[Records from a data collection]
— begin —

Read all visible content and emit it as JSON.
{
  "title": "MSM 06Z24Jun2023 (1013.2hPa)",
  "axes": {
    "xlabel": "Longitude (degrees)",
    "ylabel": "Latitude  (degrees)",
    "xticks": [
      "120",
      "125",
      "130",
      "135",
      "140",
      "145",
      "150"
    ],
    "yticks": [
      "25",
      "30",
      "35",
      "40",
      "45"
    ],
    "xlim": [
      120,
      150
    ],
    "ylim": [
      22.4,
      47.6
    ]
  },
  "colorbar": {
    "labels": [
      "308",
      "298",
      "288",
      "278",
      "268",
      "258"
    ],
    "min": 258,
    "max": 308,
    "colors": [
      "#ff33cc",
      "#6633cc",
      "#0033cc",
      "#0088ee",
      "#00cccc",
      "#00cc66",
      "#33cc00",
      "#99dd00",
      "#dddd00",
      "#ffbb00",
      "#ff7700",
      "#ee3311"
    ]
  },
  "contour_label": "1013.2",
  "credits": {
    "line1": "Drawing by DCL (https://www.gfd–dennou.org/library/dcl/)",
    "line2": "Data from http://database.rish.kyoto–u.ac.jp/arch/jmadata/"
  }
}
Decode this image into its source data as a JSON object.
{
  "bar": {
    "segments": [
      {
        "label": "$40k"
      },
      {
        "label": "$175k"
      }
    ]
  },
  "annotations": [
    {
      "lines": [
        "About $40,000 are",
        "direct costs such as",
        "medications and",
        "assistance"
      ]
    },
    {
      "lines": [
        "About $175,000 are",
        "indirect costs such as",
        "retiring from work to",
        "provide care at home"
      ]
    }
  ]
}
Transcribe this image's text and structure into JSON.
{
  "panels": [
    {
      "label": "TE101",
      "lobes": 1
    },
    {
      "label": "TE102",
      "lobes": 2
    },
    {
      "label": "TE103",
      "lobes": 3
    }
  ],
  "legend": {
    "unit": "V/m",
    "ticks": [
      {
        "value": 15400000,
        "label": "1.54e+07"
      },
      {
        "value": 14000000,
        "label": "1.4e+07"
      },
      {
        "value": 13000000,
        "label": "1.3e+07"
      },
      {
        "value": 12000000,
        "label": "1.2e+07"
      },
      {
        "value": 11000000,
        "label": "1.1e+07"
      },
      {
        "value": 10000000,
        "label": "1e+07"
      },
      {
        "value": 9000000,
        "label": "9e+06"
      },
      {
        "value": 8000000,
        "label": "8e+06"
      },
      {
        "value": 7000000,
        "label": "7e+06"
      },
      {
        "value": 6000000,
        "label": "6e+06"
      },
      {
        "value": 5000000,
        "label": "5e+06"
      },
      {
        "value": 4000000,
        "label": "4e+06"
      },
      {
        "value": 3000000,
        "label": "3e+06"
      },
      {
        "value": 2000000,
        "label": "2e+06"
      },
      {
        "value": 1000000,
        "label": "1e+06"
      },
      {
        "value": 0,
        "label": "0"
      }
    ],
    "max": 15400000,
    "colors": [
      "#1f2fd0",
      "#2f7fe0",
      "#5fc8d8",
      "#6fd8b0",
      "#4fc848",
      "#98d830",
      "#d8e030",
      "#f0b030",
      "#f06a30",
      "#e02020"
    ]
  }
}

— end —

◆ **WHAT YOU SHOULD DO**
Return the whole listing exactly.

◆ **COMPLETED EXERCISE**
Read all visible content and emit it as JSON.
{
  "title": "MSM 06Z24Jun2023 (1013.2hPa)",
  "axes": {
    "xlabel": "Longitude (degrees)",
    "ylabel": "Latitude  (degrees)",
    "xticks": [
      "120",
      "125",
      "130",
      "135",
      "140",
      "145",
      "150"
    ],
    "yticks": [
      "25",
      "30",
      "35",
      "40",
      "45"
    ],
    "xlim": [
      120,
      150
    ],
    "ylim": [
      22.4,
      47.6
    ]
  },
  "colorbar": {
    "labels": [
      "308",
      "298",
      "288",
      "278",
      "268",
      "258"
    ],
    "min": 258,
    "max": 308,
    "colors": [
      "#ff33cc",
      "#6633cc",
      "#0033cc",
      "#0088ee",
      "#00cccc",
      "#00cc66",
      "#33cc00",
      "#99dd00",
      "#dddd00",
      "#ffbb00",
      "#ff7700",
      "#ee3311"
    ]
  },
  "contour_label": "1013.2",
  "credits": {
    "line1": "Drawing by DCL (https://www.gfd–dennou.org/library/dcl/)",
    "line2": "Data from http://database.rish.kyoto–u.ac.jp/arch/jmadata/"
  }
}
Decode this image into its source data as a JSON object.
{
  "bar": {
    "segments": [
      {
        "label": "$40k"
      },
      {
        "label": "$175k"
      }
    ]
  },
  "annotations": [
    {
      "lines": [
        "About $40,000 are",
        "direct costs such as",
        "medications and",
        "assistance"
      ]
    },
    {
      "lines": [
        "About $175,000 are",
        "indirect costs such as",
        "retiring from work to",
        "provide care at home"
      ]
    }
  ]
}
Transcribe this image's text and structure into JSON.
{
  "panels": [
    {
      "label": "TE101",
      "lobes": 1
    },
    {
      "label": "TE102",
      "lobes": 2
    },
    {
      "label": "TE103",
      "lobes": 3
    }
  ],
  "legend": {
    "unit": "V/m",
    "ticks": [
      {
        "value": 15400000,
        "label": "1.54e+07"
      },
      {
        "value": 14000000,
        "label": "1.4e+07"
      },
      {
        "value": 13000000,
        "label": "1.3e+07"
      },
      {
        "value": 12000000,
        "label": "1.2e+07"
      },
      {
        "value": 11000000,
        "label": "1.1e+07"
      },
      {
        "value": 10000000,
        "label": "1e+07"
      },
      {
        "value": 9000000,
        "label": "9e+06"
      },
      {
        "value": 8000000,
        "label": "8e+06"
      },
      {
        "value": 7000000,
        "label": "7e+06"
      },
      {
        "value": 6000000,
        "label": "6e+06"
      },
      {
        "value": 5000000,
        "label": "5e+06"
      },
      {
        "value": 4000000,
        "label": "4e+06"
      },
      {
        "value": 3000000,
        "label": "3e+06"
      },
      {
        "value": 2000000,
        "label": "2e+06"
      },
      {
        "value": 1000000,
        "label": "1e+06"
      },
      {
        "value": 0,
        "label": "0"
      }
    ],
    "max": 15400000,
    "colors": [
      "#1f2fd0",
      "#2f7fe0",
      "#5fc8d8",
      "#6fd8b0",
      "#4fc848",
      "#98d830",
      "#d8e030",
      "#f0b030",
      "#f06a30",
      "#e02020"
    ]
  }
}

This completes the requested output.